## Short problem
Extract the text of every entry below exactly; leave images out.

## Exercise material
[start]

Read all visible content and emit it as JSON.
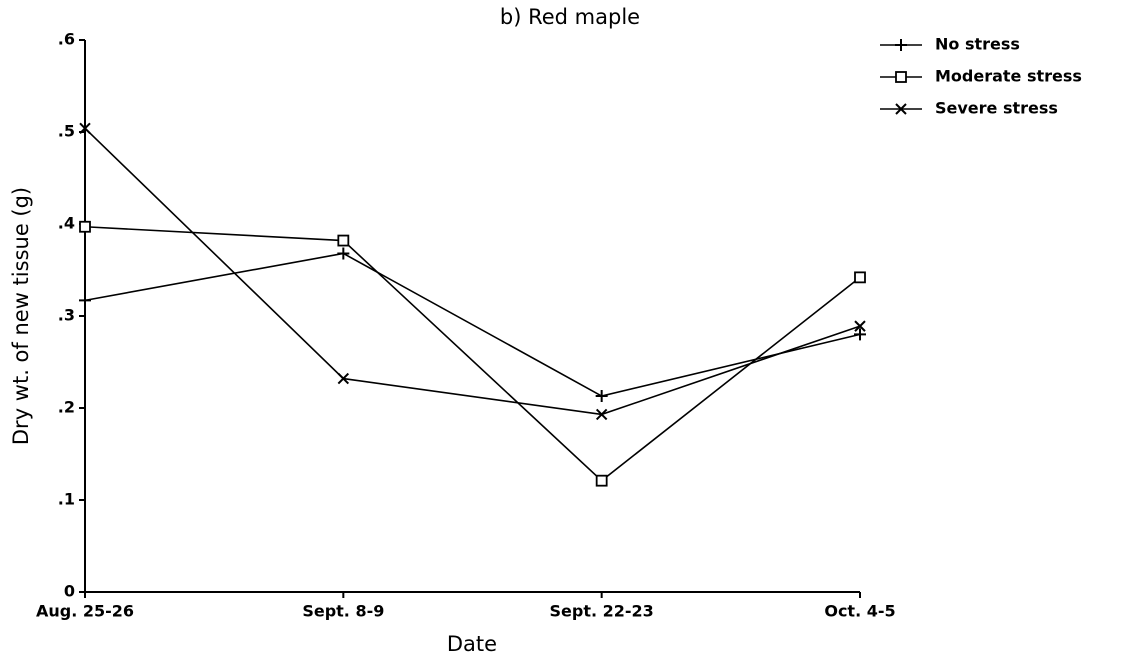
{
  "chart_data": {
    "type": "line",
    "title": "b)  Red maple",
    "xlabel": "Date",
    "ylabel": "Dry wt. of new tissue (g)",
    "categories": [
      "Aug. 25-26",
      "Sept. 8-9",
      "Sept. 22-23",
      "Oct. 4-5"
    ],
    "series": [
      {
        "name": "No stress",
        "color": "#000000",
        "marker": "plus",
        "values": [
          0.317,
          0.368,
          0.213,
          0.28
        ]
      },
      {
        "name": "Moderate stress",
        "color": "#000000",
        "marker": "square",
        "values": [
          0.397,
          0.382,
          0.121,
          0.342
        ]
      },
      {
        "name": "Severe stress",
        "color": "#000000",
        "marker": "x",
        "values": [
          0.504,
          0.232,
          0.193,
          0.289
        ]
      }
    ],
    "ylim": [
      0,
      0.6
    ],
    "yticks": [
      0,
      {
        "value": 0.1,
        "label": ".1"
      },
      {
        "value": 0.2,
        "label": ".2"
      },
      {
        "value": 0.3,
        "label": ".3"
      },
      {
        "value": 0.4,
        "label": ".4"
      },
      {
        "value": 0.5,
        "label": ".5"
      },
      {
        "value": 0.6,
        "label": ".6"
      }
    ],
    "legend": "top-right",
    "grid": false
  }
}
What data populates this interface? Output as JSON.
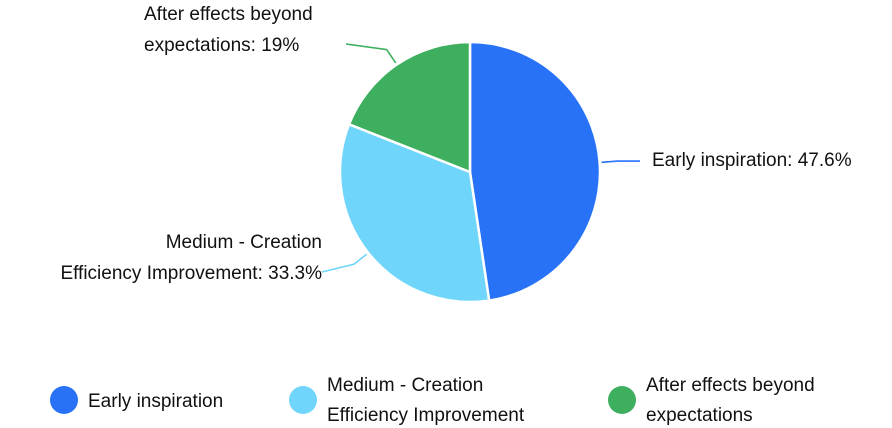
{
  "chart_data": {
    "type": "pie",
    "title": "",
    "unit": "%",
    "categories": [
      "Early inspiration",
      "Medium - Creation Efficiency Improvement",
      "After effects beyond expectations"
    ],
    "values": [
      47.6,
      33.3,
      19.0
    ],
    "colors": [
      "#2872f7",
      "#70d5fb",
      "#3daf5e"
    ],
    "slice_labels": [
      [
        "Early inspiration: 47.6%"
      ],
      [
        "Medium - Creation",
        "Efficiency Improvement: 33.3%"
      ],
      [
        "After effects beyond",
        "expectations: 19%"
      ]
    ],
    "legend": {
      "position": "bottom",
      "items": [
        [
          "Early inspiration"
        ],
        [
          "Medium - Creation",
          "Efficiency Improvement"
        ],
        [
          "After effects beyond",
          "expectations"
        ]
      ]
    }
  }
}
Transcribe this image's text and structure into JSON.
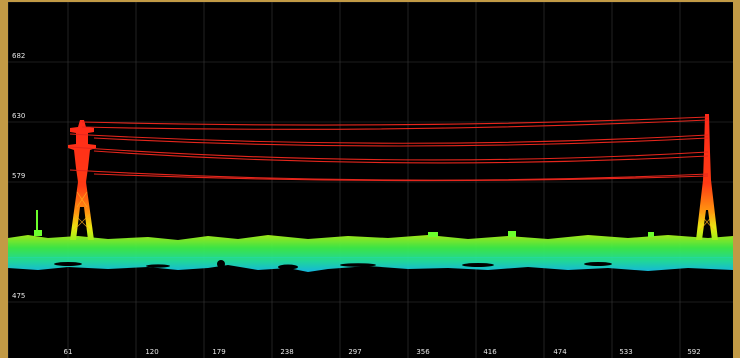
{
  "viewer": {
    "colors": {
      "background": "#000000",
      "frame": "#c29a45",
      "grid": "#3a3a3a",
      "label": "#e6e6e6",
      "towers": "#ff2a1a",
      "wires": "#e5261c",
      "ground_top": "#a6f21c",
      "ground_mid": "#29e86f",
      "ground_bottom": "#18c6e6"
    }
  },
  "chart_data": {
    "type": "scatter",
    "x_ticks": [
      "61",
      "120",
      "179",
      "238",
      "297",
      "356",
      "416",
      "474",
      "533",
      "592"
    ],
    "y_ticks": [
      "682",
      "630",
      "579",
      "475"
    ],
    "grid": true
  }
}
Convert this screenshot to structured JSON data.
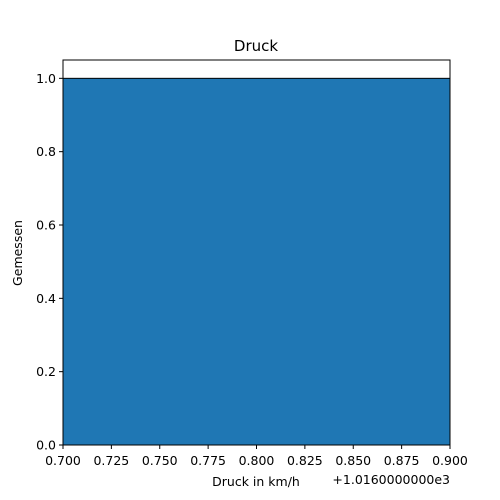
{
  "chart_data": {
    "type": "bar",
    "title": "Druck",
    "xlabel": "Druck in km/h",
    "ylabel": "Gemessen",
    "x_offset_label": "+1.0160000000e3",
    "bars": [
      {
        "x_start": 1016.7,
        "x_end": 1016.9,
        "value": 1.0
      }
    ],
    "xlim": [
      1016.7,
      1016.9
    ],
    "ylim": [
      0.0,
      1.05
    ],
    "x_ticks": [
      0.7,
      0.725,
      0.75,
      0.775,
      0.8,
      0.825,
      0.85,
      0.875,
      0.9
    ],
    "x_tick_labels": [
      "0.700",
      "0.725",
      "0.750",
      "0.775",
      "0.800",
      "0.825",
      "0.850",
      "0.875",
      "0.900"
    ],
    "y_ticks": [
      0.0,
      0.2,
      0.4,
      0.6,
      0.8,
      1.0
    ],
    "y_tick_labels": [
      "0.0",
      "0.2",
      "0.4",
      "0.6",
      "0.8",
      "1.0"
    ],
    "grid": false,
    "bar_color": "#1f77b4",
    "edge_color": "#000000"
  }
}
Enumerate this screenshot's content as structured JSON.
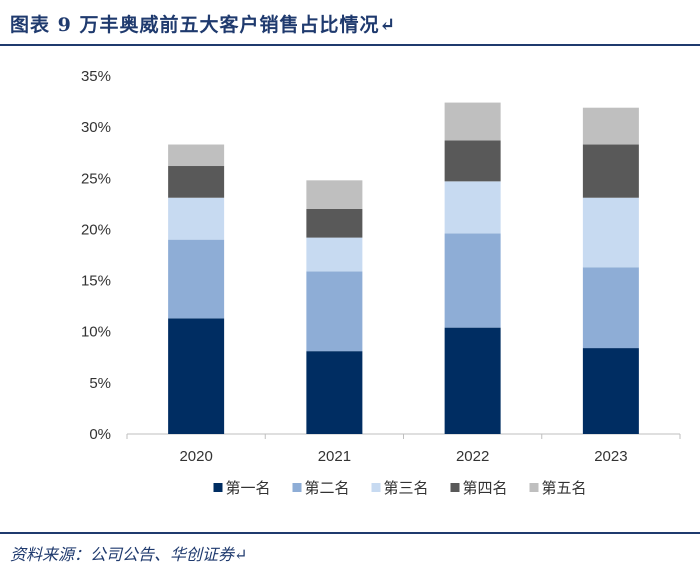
{
  "header": {
    "title": "图表 9   万丰奥威前五大客户销售占比情况↵"
  },
  "footer": {
    "source": "资料来源：公司公告、华创证券↵"
  },
  "chart_data": {
    "type": "bar",
    "stacked": true,
    "categories": [
      "2020",
      "2021",
      "2022",
      "2023"
    ],
    "y_ticks": [
      "0%",
      "5%",
      "10%",
      "15%",
      "20%",
      "25%",
      "30%",
      "35%"
    ],
    "ylim": [
      0,
      35
    ],
    "series": [
      {
        "name": "第一名",
        "color": "#002d62",
        "values": [
          11.3,
          8.1,
          10.4,
          8.4
        ]
      },
      {
        "name": "第二名",
        "color": "#8eadd6",
        "values": [
          7.7,
          7.8,
          9.2,
          7.9
        ]
      },
      {
        "name": "第三名",
        "color": "#c7daf1",
        "values": [
          4.1,
          3.3,
          5.1,
          6.8
        ]
      },
      {
        "name": "第四名",
        "color": "#595959",
        "values": [
          3.1,
          2.8,
          4.0,
          5.2
        ]
      },
      {
        "name": "第五名",
        "color": "#bfbfbf",
        "values": [
          2.1,
          2.8,
          3.7,
          3.6
        ]
      }
    ],
    "legend_position": "bottom"
  }
}
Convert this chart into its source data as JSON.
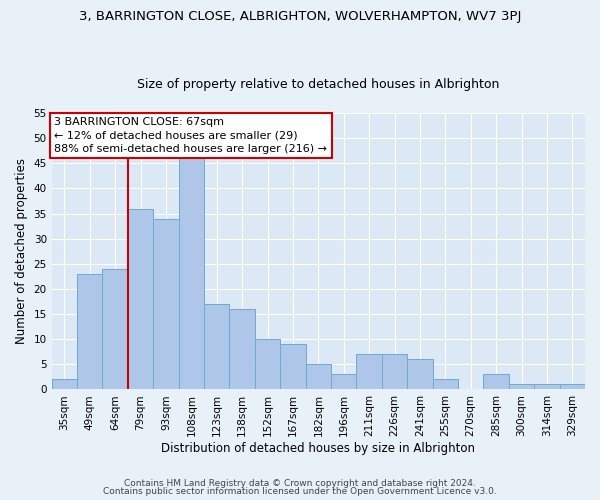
{
  "title": "3, BARRINGTON CLOSE, ALBRIGHTON, WOLVERHAMPTON, WV7 3PJ",
  "subtitle": "Size of property relative to detached houses in Albrighton",
  "xlabel": "Distribution of detached houses by size in Albrighton",
  "ylabel": "Number of detached properties",
  "categories": [
    "35sqm",
    "49sqm",
    "64sqm",
    "79sqm",
    "93sqm",
    "108sqm",
    "123sqm",
    "138sqm",
    "152sqm",
    "167sqm",
    "182sqm",
    "196sqm",
    "211sqm",
    "226sqm",
    "241sqm",
    "255sqm",
    "270sqm",
    "285sqm",
    "300sqm",
    "314sqm",
    "329sqm"
  ],
  "values": [
    2,
    23,
    24,
    36,
    34,
    46,
    17,
    16,
    10,
    9,
    5,
    3,
    7,
    7,
    6,
    2,
    0,
    3,
    1,
    1,
    1
  ],
  "bar_color": "#aec6e8",
  "bar_edge_color": "#6fa8d6",
  "ylim": [
    0,
    55
  ],
  "yticks": [
    0,
    5,
    10,
    15,
    20,
    25,
    30,
    35,
    40,
    45,
    50,
    55
  ],
  "annotation_box_text": "3 BARRINGTON CLOSE: 67sqm\n← 12% of detached houses are smaller (29)\n88% of semi-detached houses are larger (216) →",
  "annotation_box_color": "#ffffff",
  "annotation_box_edge_color": "#cc0000",
  "vline_color": "#cc0000",
  "vline_x_index": 2.5,
  "footer_line1": "Contains HM Land Registry data © Crown copyright and database right 2024.",
  "footer_line2": "Contains public sector information licensed under the Open Government Licence v3.0.",
  "background_color": "#e8f0f8",
  "plot_bg_color": "#dce8f5",
  "title_fontsize": 9.5,
  "subtitle_fontsize": 9,
  "annot_fontsize": 8,
  "tick_fontsize": 7.5,
  "ylabel_fontsize": 8.5,
  "xlabel_fontsize": 8.5,
  "footer_fontsize": 6.5
}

[end]

## Answer to this task
Read all visible content and emit it as JSON.
{
  "chart_data": {
    "type": "line",
    "title": "b)  Red maple",
    "xlabel": "Date",
    "ylabel": "Dry wt. of new tissue (g)",
    "categories": [
      "Aug. 25-26",
      "Sept. 8-9",
      "Sept. 22-23",
      "Oct. 4-5"
    ],
    "series": [
      {
        "name": "No stress",
        "color": "#000000",
        "marker": "plus",
        "values": [
          0.317,
          0.368,
          0.213,
          0.28
        ]
      },
      {
        "name": "Moderate stress",
        "color": "#000000",
        "marker": "square",
        "values": [
          0.397,
          0.382,
          0.121,
          0.342
        ]
      },
      {
        "name": "Severe stress",
        "color": "#000000",
        "marker": "x",
        "values": [
          0.504,
          0.232,
          0.193,
          0.289
        ]
      }
    ],
    "ylim": [
      0,
      0.6
    ],
    "yticks": [
      0,
      {
        "value": 0.1,
        "label": ".1"
      },
      {
        "value": 0.2,
        "label": ".2"
      },
      {
        "value": 0.3,
        "label": ".3"
      },
      {
        "value": 0.4,
        "label": ".4"
      },
      {
        "value": 0.5,
        "label": ".5"
      },
      {
        "value": 0.6,
        "label": ".6"
      }
    ],
    "legend": "top-right",
    "grid": false
  }
}
What data populates this interface? Output as JSON.
{
  "chart_data": {
    "type": "pie",
    "title": "",
    "unit": "%",
    "categories": [
      "Early inspiration",
      "Medium - Creation Efficiency Improvement",
      "After effects beyond expectations"
    ],
    "values": [
      47.6,
      33.3,
      19.0
    ],
    "colors": [
      "#2872f7",
      "#70d5fb",
      "#3daf5e"
    ],
    "slice_labels": [
      [
        "Early inspiration: 47.6%"
      ],
      [
        "Medium - Creation",
        "Efficiency Improvement: 33.3%"
      ],
      [
        "After effects beyond",
        "expectations: 19%"
      ]
    ],
    "legend": {
      "position": "bottom",
      "items": [
        [
          "Early inspiration"
        ],
        [
          "Medium - Creation",
          "Efficiency Improvement"
        ],
        [
          "After effects beyond",
          "expectations"
        ]
      ]
    }
  }
}
Transcribe this image's text and structure into JSON.
{
  "viewer": {
    "colors": {
      "background": "#000000",
      "frame": "#c29a45",
      "grid": "#3a3a3a",
      "label": "#e6e6e6",
      "towers": "#ff2a1a",
      "wires": "#e5261c",
      "ground_top": "#a6f21c",
      "ground_mid": "#29e86f",
      "ground_bottom": "#18c6e6"
    }
  },
  "chart_data": {
    "type": "scatter",
    "x_ticks": [
      "61",
      "120",
      "179",
      "238",
      "297",
      "356",
      "416",
      "474",
      "533",
      "592"
    ],
    "y_ticks": [
      "682",
      "630",
      "579",
      "475"
    ],
    "grid": true
  }
}
Convert this screenshot to structured JSON data.
{
  "chart_data": {
    "type": "bar",
    "title": "Druck",
    "xlabel": "Druck in km/h",
    "ylabel": "Gemessen",
    "x_offset_label": "+1.0160000000e3",
    "bars": [
      {
        "x_start": 1016.7,
        "x_end": 1016.9,
        "value": 1.0
      }
    ],
    "xlim": [
      1016.7,
      1016.9
    ],
    "ylim": [
      0.0,
      1.05
    ],
    "x_ticks": [
      0.7,
      0.725,
      0.75,
      0.775,
      0.8,
      0.825,
      0.85,
      0.875,
      0.9
    ],
    "x_tick_labels": [
      "0.700",
      "0.725",
      "0.750",
      "0.775",
      "0.800",
      "0.825",
      "0.850",
      "0.875",
      "0.900"
    ],
    "y_ticks": [
      0.0,
      0.2,
      0.4,
      0.6,
      0.8,
      1.0
    ],
    "y_tick_labels": [
      "0.0",
      "0.2",
      "0.4",
      "0.6",
      "0.8",
      "1.0"
    ],
    "grid": false,
    "bar_color": "#1f77b4",
    "edge_color": "#000000"
  }
}
Enumerate this screenshot's content as structured JSON.
{
  "header": {
    "title": "图表 9   万丰奥威前五大客户销售占比情况↵"
  },
  "footer": {
    "source": "资料来源：公司公告、华创证券↵"
  },
  "chart_data": {
    "type": "bar",
    "stacked": true,
    "categories": [
      "2020",
      "2021",
      "2022",
      "2023"
    ],
    "y_ticks": [
      "0%",
      "5%",
      "10%",
      "15%",
      "20%",
      "25%",
      "30%",
      "35%"
    ],
    "ylim": [
      0,
      35
    ],
    "series": [
      {
        "name": "第一名",
        "color": "#002d62",
        "values": [
          11.3,
          8.1,
          10.4,
          8.4
        ]
      },
      {
        "name": "第二名",
        "color": "#8eadd6",
        "values": [
          7.7,
          7.8,
          9.2,
          7.9
        ]
      },
      {
        "name": "第三名",
        "color": "#c7daf1",
        "values": [
          4.1,
          3.3,
          5.1,
          6.8
        ]
      },
      {
        "name": "第四名",
        "color": "#595959",
        "values": [
          3.1,
          2.8,
          4.0,
          5.2
        ]
      },
      {
        "name": "第五名",
        "color": "#bfbfbf",
        "values": [
          2.1,
          2.8,
          3.7,
          3.6
        ]
      }
    ],
    "legend_position": "bottom"
  }
}
Convert this chart into its source data as JSON.
{
  "title": "3, BARRINGTON CLOSE, ALBRIGHTON, WOLVERHAMPTON, WV7 3PJ",
  "subtitle": "Size of property relative to detached houses in Albrighton",
  "xlabel": "Distribution of detached houses by size in Albrighton",
  "ylabel": "Number of detached properties",
  "categories": [
    "35sqm",
    "49sqm",
    "64sqm",
    "79sqm",
    "93sqm",
    "108sqm",
    "123sqm",
    "138sqm",
    "152sqm",
    "167sqm",
    "182sqm",
    "196sqm",
    "211sqm",
    "226sqm",
    "241sqm",
    "255sqm",
    "270sqm",
    "285sqm",
    "300sqm",
    "314sqm",
    "329sqm"
  ],
  "values": [
    2,
    23,
    24,
    36,
    34,
    46,
    17,
    16,
    10,
    9,
    5,
    3,
    7,
    7,
    6,
    2,
    0,
    3,
    1,
    1,
    1
  ],
  "bar_color": "#aec6e8",
  "bar_edge_color": "#6fa8d6",
  "ylim": [
    0,
    55
  ],
  "yticks": [
    0,
    5,
    10,
    15,
    20,
    25,
    30,
    35,
    40,
    45,
    50,
    55
  ],
  "annotation_box_text": "3 BARRINGTON CLOSE: 67sqm\n← 12% of detached houses are smaller (29)\n88% of semi-detached houses are larger (216) →",
  "annotation_box_color": "#ffffff",
  "annotation_box_edge_color": "#cc0000",
  "vline_color": "#cc0000",
  "vline_x_index": 2.5,
  "footer_line1": "Contains HM Land Registry data © Crown copyright and database right 2024.",
  "footer_line2": "Contains public sector information licensed under the Open Government Licence v3.0.",
  "background_color": "#e8f0f8",
  "plot_bg_color": "#dce8f5",
  "title_fontsize": 9.5,
  "subtitle_fontsize": 9,
  "annot_fontsize": 8,
  "tick_fontsize": 7.5,
  "ylabel_fontsize": 8.5,
  "xlabel_fontsize": 8.5,
  "footer_fontsize": 6.5
}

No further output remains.